* WHAT TO WORK ON
Every entry must be duplicated precisely as written.
--- start of SOURCE DATA ---
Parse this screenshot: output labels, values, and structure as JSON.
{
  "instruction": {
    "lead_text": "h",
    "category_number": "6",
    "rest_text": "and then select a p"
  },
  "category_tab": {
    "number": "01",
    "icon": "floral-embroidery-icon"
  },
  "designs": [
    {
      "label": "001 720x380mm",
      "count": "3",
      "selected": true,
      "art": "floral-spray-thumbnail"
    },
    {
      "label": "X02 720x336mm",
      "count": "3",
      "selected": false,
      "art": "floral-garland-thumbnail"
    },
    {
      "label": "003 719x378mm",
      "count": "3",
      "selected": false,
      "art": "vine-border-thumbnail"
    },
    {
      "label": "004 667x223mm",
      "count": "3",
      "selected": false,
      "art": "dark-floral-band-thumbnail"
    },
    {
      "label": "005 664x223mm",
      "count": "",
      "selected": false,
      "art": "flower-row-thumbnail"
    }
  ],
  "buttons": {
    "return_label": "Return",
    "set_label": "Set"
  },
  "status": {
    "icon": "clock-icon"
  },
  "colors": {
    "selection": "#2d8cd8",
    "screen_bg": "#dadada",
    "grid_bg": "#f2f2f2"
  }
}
--- end of SOURCE DATA ---
* EXERCISE RESPONSE
Parse this screenshot: output labels, values, and structure as JSON.
{
  "instruction": {
    "lead_text": "h",
    "category_number": "6",
    "rest_text": "and then select a p"
  },
  "category_tab": {
    "number": "01",
    "icon": "floral-embroidery-icon"
  },
  "designs": [
    {
      "label": "001 720x380mm",
      "count": "3",
      "selected": true,
      "art": "floral-spray-thumbnail"
    },
    {
      "label": "X02 720x336mm",
      "count": "3",
      "selected": false,
      "art": "floral-garland-thumbnail"
    },
    {
      "label": "003 719x378mm",
      "count": "3",
      "selected": false,
      "art": "vine-border-thumbnail"
    },
    {
      "label": "004 667x223mm",
      "count": "3",
      "selected": false,
      "art": "dark-floral-band-thumbnail"
    },
    {
      "label": "005 664x223mm",
      "count": "",
      "selected": false,
      "art": "flower-row-thumbnail"
    }
  ],
  "buttons": {
    "return_label": "Return",
    "set_label": "Set"
  },
  "status": {
    "icon": "clock-icon"
  },
  "colors": {
    "selection": "#2d8cd8",
    "screen_bg": "#dadada",
    "grid_bg": "#f2f2f2"
  }
}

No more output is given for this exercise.